--- Start ---

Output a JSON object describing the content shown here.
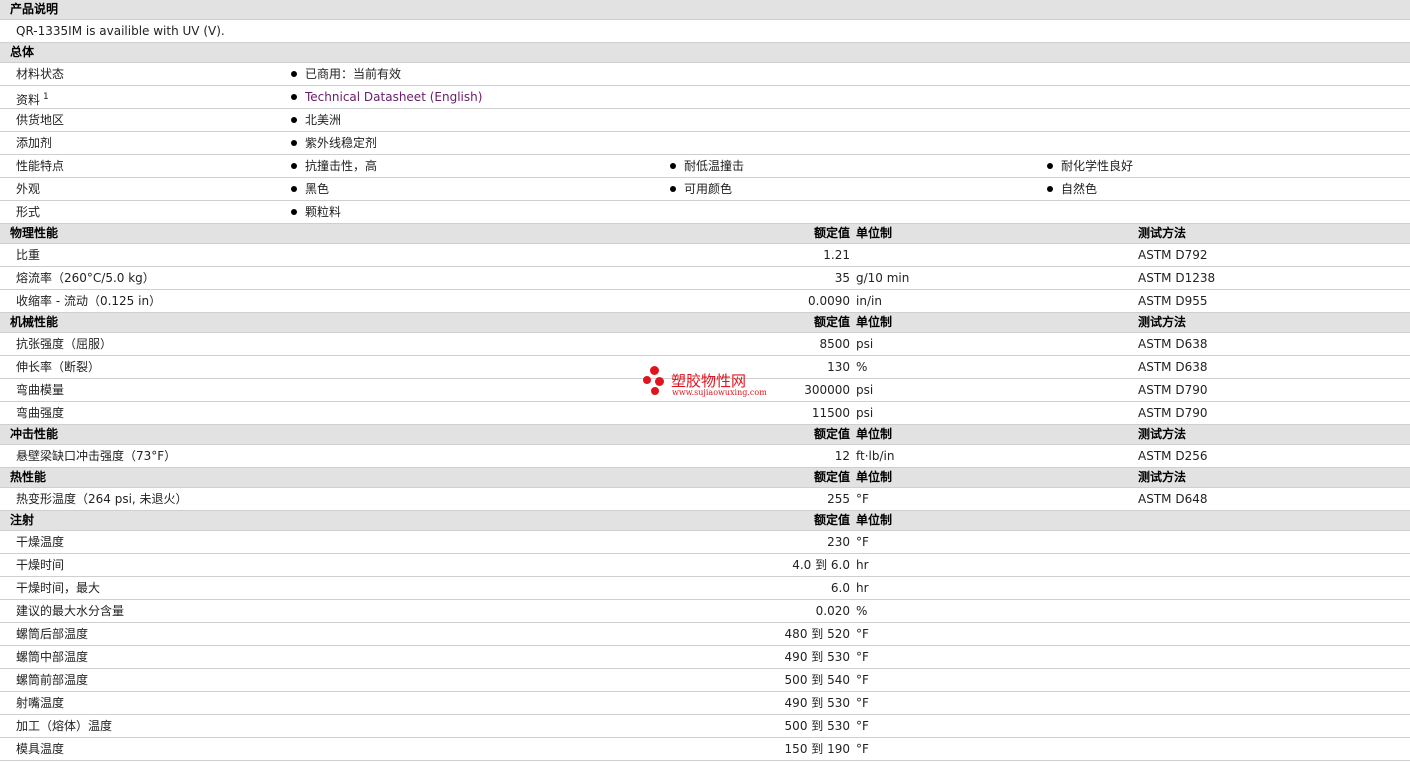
{
  "description": {
    "header": "产品说明",
    "text": "QR-1335IM is availible with UV (V)."
  },
  "general": {
    "header": "总体",
    "rows": [
      {
        "label": "材料状态",
        "items": [
          "已商用：当前有效"
        ]
      },
      {
        "label": "资料",
        "sup": "1",
        "items": [
          "Technical Datasheet (English)"
        ],
        "link": true
      },
      {
        "label": "供货地区",
        "items": [
          "北美洲"
        ]
      },
      {
        "label": "添加剂",
        "items": [
          "紫外线稳定剂"
        ]
      },
      {
        "label": "性能特点",
        "items": [
          "抗撞击性，高",
          "耐低温撞击",
          "耐化学性良好"
        ]
      },
      {
        "label": "外观",
        "items": [
          "黑色",
          "可用颜色",
          "自然色"
        ]
      },
      {
        "label": "形式",
        "items": [
          "颗粒料"
        ]
      }
    ]
  },
  "columns": {
    "value": "额定值",
    "unit": "单位制",
    "test": "测试方法"
  },
  "sections": [
    {
      "header": "物理性能",
      "has_test": true,
      "rows": [
        {
          "label": "比重",
          "value": "1.21",
          "unit": "",
          "test": "ASTM D792"
        },
        {
          "label": "熔流率（260°C/5.0 kg）",
          "value": "35",
          "unit": "g/10 min",
          "test": "ASTM D1238"
        },
        {
          "label": "收缩率 - 流动（0.125 in）",
          "value": "0.0090",
          "unit": "in/in",
          "test": "ASTM D955"
        }
      ]
    },
    {
      "header": "机械性能",
      "has_test": true,
      "rows": [
        {
          "label": "抗张强度（屈服）",
          "value": "8500",
          "unit": "psi",
          "test": "ASTM D638"
        },
        {
          "label": "伸长率（断裂）",
          "value": "130",
          "unit": "%",
          "test": "ASTM D638"
        },
        {
          "label": "弯曲模量",
          "value": "300000",
          "unit": "psi",
          "test": "ASTM D790"
        },
        {
          "label": "弯曲强度",
          "value": "11500",
          "unit": "psi",
          "test": "ASTM D790"
        }
      ]
    },
    {
      "header": "冲击性能",
      "has_test": true,
      "rows": [
        {
          "label": "悬壁梁缺口冲击强度（73°F）",
          "value": "12",
          "unit": "ft·lb/in",
          "test": "ASTM D256"
        }
      ]
    },
    {
      "header": "热性能",
      "has_test": true,
      "rows": [
        {
          "label": "热变形温度（264 psi, 未退火）",
          "value": "255",
          "unit": "°F",
          "test": "ASTM D648"
        }
      ]
    },
    {
      "header": "注射",
      "has_test": false,
      "rows": [
        {
          "label": "干燥温度",
          "value": "230",
          "unit": "°F",
          "test": ""
        },
        {
          "label": "干燥时间",
          "value": "4.0 到  6.0",
          "unit": "hr",
          "test": ""
        },
        {
          "label": "干燥时间，最大",
          "value": "6.0",
          "unit": "hr",
          "test": ""
        },
        {
          "label": "建议的最大水分含量",
          "value": "0.020",
          "unit": "%",
          "test": ""
        },
        {
          "label": "螺筒后部温度",
          "value": "480 到  520",
          "unit": "°F",
          "test": ""
        },
        {
          "label": "螺筒中部温度",
          "value": "490 到  530",
          "unit": "°F",
          "test": ""
        },
        {
          "label": "螺筒前部温度",
          "value": "500 到  540",
          "unit": "°F",
          "test": ""
        },
        {
          "label": "射嘴温度",
          "value": "490 到  530",
          "unit": "°F",
          "test": ""
        },
        {
          "label": "加工（熔体）温度",
          "value": "500 到  530",
          "unit": "°F",
          "test": ""
        },
        {
          "label": "模具温度",
          "value": "150 到  190",
          "unit": "°F",
          "test": ""
        }
      ]
    }
  ],
  "watermark": {
    "title": "塑胶物性网",
    "subtitle": "www.sujiaowuxing.com",
    "color": "#e0141e"
  }
}
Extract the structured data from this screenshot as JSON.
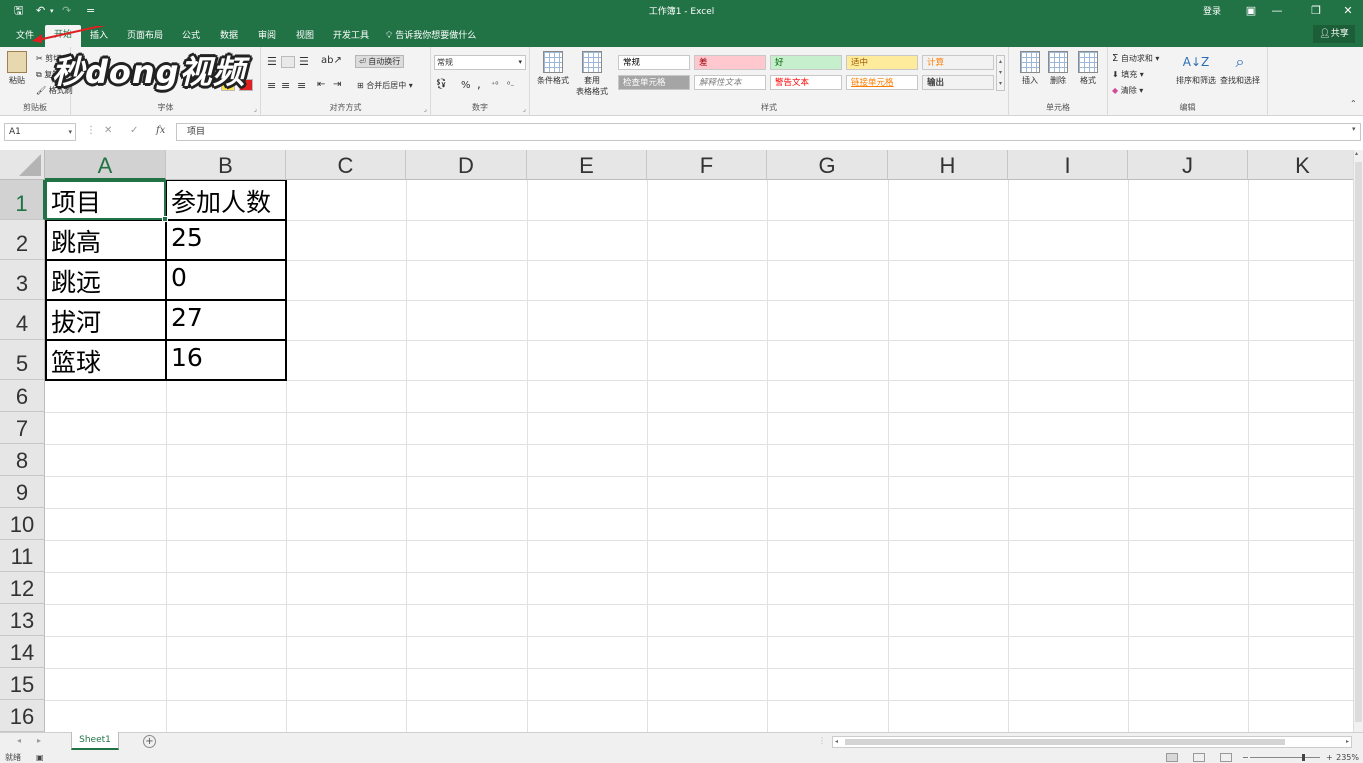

--- End ---

■ Task objective
Reproduce all the entries that precede this task, word for word, minus any pictures.

■ Solved problem
Output a JSON object describing the content shown here.
{
  "description": {
    "header": "产品说明",
    "text": "QR-1335IM is availible with UV (V)."
  },
  "general": {
    "header": "总体",
    "rows": [
      {
        "label": "材料状态",
        "items": [
          "已商用：当前有效"
        ]
      },
      {
        "label": "资料",
        "sup": "1",
        "items": [
          "Technical Datasheet (English)"
        ],
        "link": true
      },
      {
        "label": "供货地区",
        "items": [
          "北美洲"
        ]
      },
      {
        "label": "添加剂",
        "items": [
          "紫外线稳定剂"
        ]
      },
      {
        "label": "性能特点",
        "items": [
          "抗撞击性，高",
          "耐低温撞击",
          "耐化学性良好"
        ]
      },
      {
        "label": "外观",
        "items": [
          "黑色",
          "可用颜色",
          "自然色"
        ]
      },
      {
        "label": "形式",
        "items": [
          "颗粒料"
        ]
      }
    ]
  },
  "columns": {
    "value": "额定值",
    "unit": "单位制",
    "test": "测试方法"
  },
  "sections": [
    {
      "header": "物理性能",
      "has_test": true,
      "rows": [
        {
          "label": "比重",
          "value": "1.21",
          "unit": "",
          "test": "ASTM D792"
        },
        {
          "label": "熔流率（260°C/5.0 kg）",
          "value": "35",
          "unit": "g/10 min",
          "test": "ASTM D1238"
        },
        {
          "label": "收缩率 - 流动（0.125 in）",
          "value": "0.0090",
          "unit": "in/in",
          "test": "ASTM D955"
        }
      ]
    },
    {
      "header": "机械性能",
      "has_test": true,
      "rows": [
        {
          "label": "抗张强度（屈服）",
          "value": "8500",
          "unit": "psi",
          "test": "ASTM D638"
        },
        {
          "label": "伸长率（断裂）",
          "value": "130",
          "unit": "%",
          "test": "ASTM D638"
        },
        {
          "label": "弯曲模量",
          "value": "300000",
          "unit": "psi",
          "test": "ASTM D790"
        },
        {
          "label": "弯曲强度",
          "value": "11500",
          "unit": "psi",
          "test": "ASTM D790"
        }
      ]
    },
    {
      "header": "冲击性能",
      "has_test": true,
      "rows": [
        {
          "label": "悬壁梁缺口冲击强度（73°F）",
          "value": "12",
          "unit": "ft·lb/in",
          "test": "ASTM D256"
        }
      ]
    },
    {
      "header": "热性能",
      "has_test": true,
      "rows": [
        {
          "label": "热变形温度（264 psi, 未退火）",
          "value": "255",
          "unit": "°F",
          "test": "ASTM D648"
        }
      ]
    },
    {
      "header": "注射",
      "has_test": false,
      "rows": [
        {
          "label": "干燥温度",
          "value": "230",
          "unit": "°F",
          "test": ""
        },
        {
          "label": "干燥时间",
          "value": "4.0 到  6.0",
          "unit": "hr",
          "test": ""
        },
        {
          "label": "干燥时间，最大",
          "value": "6.0",
          "unit": "hr",
          "test": ""
        },
        {
          "label": "建议的最大水分含量",
          "value": "0.020",
          "unit": "%",
          "test": ""
        },
        {
          "label": "螺筒后部温度",
          "value": "480 到  520",
          "unit": "°F",
          "test": ""
        },
        {
          "label": "螺筒中部温度",
          "value": "490 到  530",
          "unit": "°F",
          "test": ""
        },
        {
          "label": "螺筒前部温度",
          "value": "500 到  540",
          "unit": "°F",
          "test": ""
        },
        {
          "label": "射嘴温度",
          "value": "490 到  530",
          "unit": "°F",
          "test": ""
        },
        {
          "label": "加工（熔体）温度",
          "value": "500 到  530",
          "unit": "°F",
          "test": ""
        },
        {
          "label": "模具温度",
          "value": "150 到  190",
          "unit": "°F",
          "test": ""
        }
      ]
    }
  ],
  "watermark": {
    "title": "塑胶物性网",
    "subtitle": "www.sujiaowuxing.com",
    "color": "#e0141e"
  }
}
Extract the structured data from this screenshot as JSON.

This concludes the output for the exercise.